DESCRIPTION OF THE TASK: Using the listing below, copy every line that mentions "currently".

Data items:
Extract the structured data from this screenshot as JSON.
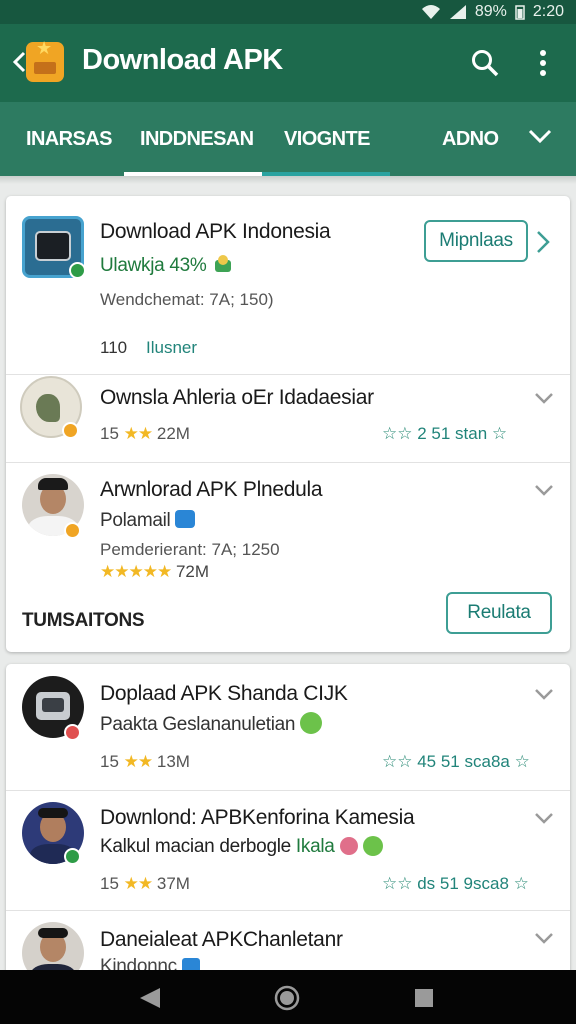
{
  "status_bar": {
    "battery": "89%",
    "time": "2:20"
  },
  "app_bar": {
    "title": "Download APK"
  },
  "tabs": [
    "INARSAS",
    "INDDNESAN",
    "VIOGNTE",
    "ADNO"
  ],
  "card1": {
    "item": {
      "title": "Download APK Indonesia",
      "subtitle": "Ulawkja 43%",
      "detail": "Wendchemat: 7A; 150)",
      "footer_number": "110",
      "footer_label": "Ilusner",
      "button": "Mipnlaas"
    },
    "rows": [
      {
        "title": "Ownsla Ahleria oEr Idadaesiar",
        "rating_prefix": "15",
        "size": "22M",
        "stars_text": "2 51 stan"
      },
      {
        "title": "Arwnlorad APK Plnedula",
        "subtitle": "Polamail",
        "detail": "Pemderierant: 7A; 1250",
        "size": "72M"
      }
    ],
    "section_label": "TUMSAITONS",
    "section_button": "Reulata"
  },
  "card2": {
    "rows": [
      {
        "title": "Doplaad APK Shanda CIJK",
        "subtitle": "Paakta Geslananuletian",
        "rating_prefix": "15",
        "size": "13M",
        "stars_text": "45 51 sca8a"
      },
      {
        "title": "Downlond: APBKenforina Kamesia",
        "subtitle_a": "Kalkul macian derbogle",
        "subtitle_b": "Ikala",
        "rating_prefix": "15",
        "size": "37M",
        "stars_text": "ds 51 9sca8"
      },
      {
        "title": "Daneialeat APKChanletanr",
        "subtitle": "Kindonnc"
      }
    ]
  },
  "colors": {
    "app_bar": "#1d6a4d",
    "tab_bar": "#2d7b61",
    "accent_green": "#1f7a3d",
    "accent_teal": "#21847a",
    "star": "#f2b824"
  }
}
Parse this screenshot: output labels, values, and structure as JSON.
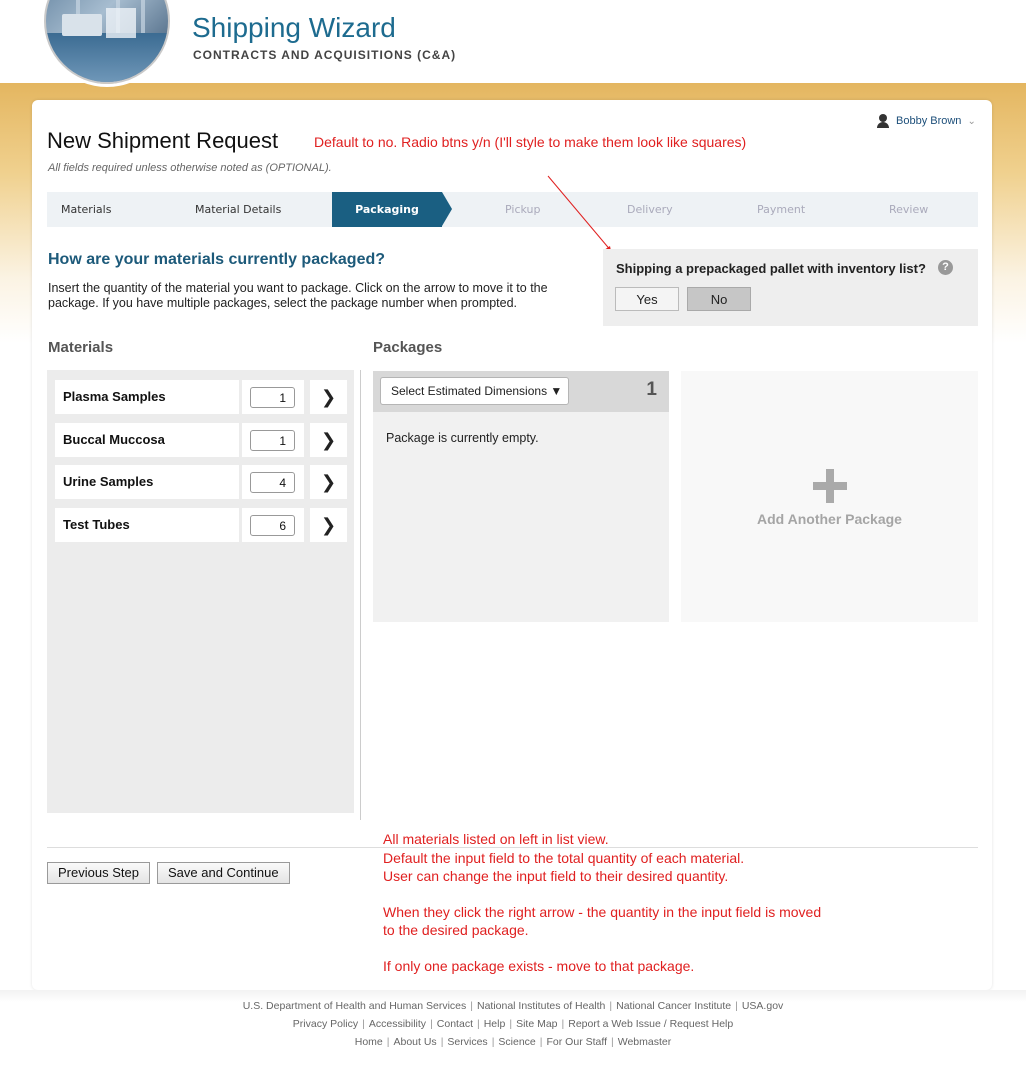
{
  "header": {
    "title": "Shipping Wizard",
    "subtitle": "CONTRACTS AND ACQUISITIONS (C&A)"
  },
  "user": {
    "name": "Bobby Brown",
    "icon": "person-icon"
  },
  "page": {
    "title": "New Shipment Request",
    "required_note": "All fields required unless otherwise noted as (OPTIONAL)."
  },
  "annotations": {
    "radio_note": "Default to no. Radio btns y/n (I'll style to make them look like squares)",
    "bottom_lines": [
      "All materials listed on left in list view.",
      "Default the input field to the total quantity of each material.",
      "User can change the input field to their desired quantity.",
      "When they click the right arrow - the quantity in the input field is moved",
      "to the desired package.",
      "If only one package exists - move to that package."
    ]
  },
  "steps": [
    "Materials",
    "Material Details",
    "Packaging",
    "Pickup",
    "Delivery",
    "Payment",
    "Review"
  ],
  "active_step": "Packaging",
  "question": {
    "title": "How are your materials currently packaged?",
    "instructions": "Insert the quantity of the material you want to package. Click on the arrow to move it to the package. If you have multiple packages, select the package number when prompted."
  },
  "pallet": {
    "question": "Shipping a prepackaged pallet with inventory list?",
    "yes_label": "Yes",
    "no_label": "No",
    "selected": "No"
  },
  "materials": {
    "heading": "Materials",
    "items": [
      {
        "label": "Plasma Samples",
        "qty": "1"
      },
      {
        "label": "Buccal Muccosa",
        "qty": "1"
      },
      {
        "label": "Urine Samples",
        "qty": "4"
      },
      {
        "label": "Test Tubes",
        "qty": "6"
      }
    ],
    "arrow_glyph": "❯"
  },
  "packages": {
    "heading": "Packages",
    "select_label": "Select Estimated Dimensions ▼",
    "number": "1",
    "empty_text": "Package is currently empty.",
    "add_label": "Add Another Package"
  },
  "buttons": {
    "previous": "Previous Step",
    "save": "Save and Continue"
  },
  "footer": {
    "row1": [
      "U.S. Department of Health and Human Services",
      "National Institutes of Health",
      "National Cancer Institute",
      "USA.gov"
    ],
    "row2": [
      "Privacy Policy",
      "Accessibility",
      "Contact",
      "Help",
      "Site Map",
      "Report a Web Issue / Request Help"
    ],
    "row3": [
      "Home",
      "About Us",
      "Services",
      "Science",
      "For Our Staff",
      "Webmaster"
    ]
  },
  "colors": {
    "accent": "#1a5f82",
    "title_blue": "#1d6b8f",
    "annotation_red": "#e02020",
    "gold": "#e4b660"
  }
}
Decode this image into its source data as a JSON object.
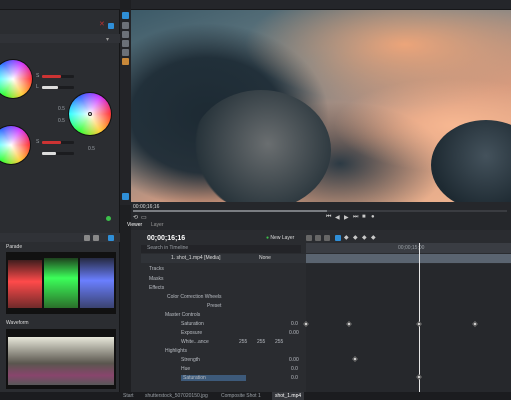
{
  "viewer": {
    "timecode": "00:00;16;16",
    "tab_viewer": "Viewer",
    "tab_layer": "Layer"
  },
  "timeline": {
    "timecode": "00;00;16;16",
    "new_layer": "New Layer",
    "search_placeholder": "Search in Timeline",
    "ruler_mark": "00;00;15;00",
    "layer_name": "1. shot_1.mp4 [Media]",
    "blend_mode": "None",
    "rows": [
      "Tracks",
      "Masks",
      "Effects",
      "Color Correction Wheels",
      "Preset",
      "Master Controls",
      "Saturation",
      "Exposure",
      "White...ance",
      "Highlights",
      "Strength",
      "Hue",
      "Saturation"
    ],
    "values": {
      "saturation": "0.0",
      "exposure": "0.00",
      "wb1": "255",
      "wb2": "255",
      "wb3": "255",
      "strength": "0.00",
      "hue": "0.0",
      "hl_saturation": "0.0"
    }
  },
  "scopes": {
    "parade_label": "Parade",
    "waveform_label": "Waveform"
  },
  "wheels": {
    "val_a": "0.5",
    "val_b": "0.5",
    "val_c": "0.5"
  },
  "bottom_tabs": [
    "Start",
    "shutterstock_507020150.jpg",
    "Composite Shot 1",
    "shot_1.mp4"
  ],
  "colors": {
    "accent": "#2f8fd8",
    "panel": "#2b2d31",
    "keyframe": "#e8e8e8",
    "green": "#3cc04a"
  }
}
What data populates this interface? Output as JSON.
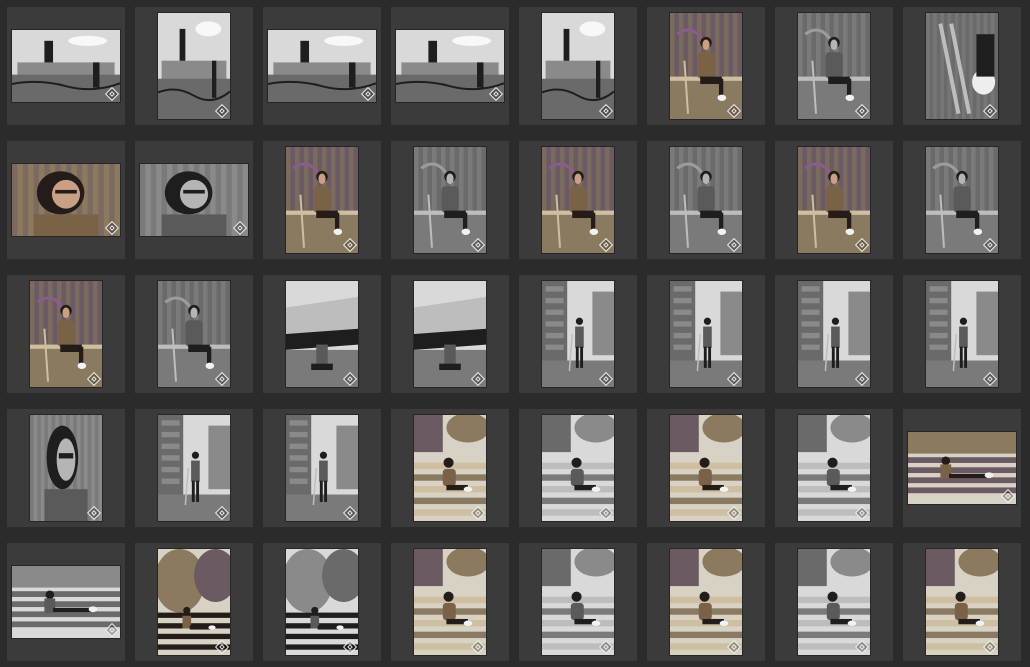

ANSWER TO THE EXERCISE:
    "title": "How are your materials currently packaged?",
    "empty_text": "Package is currently empty.",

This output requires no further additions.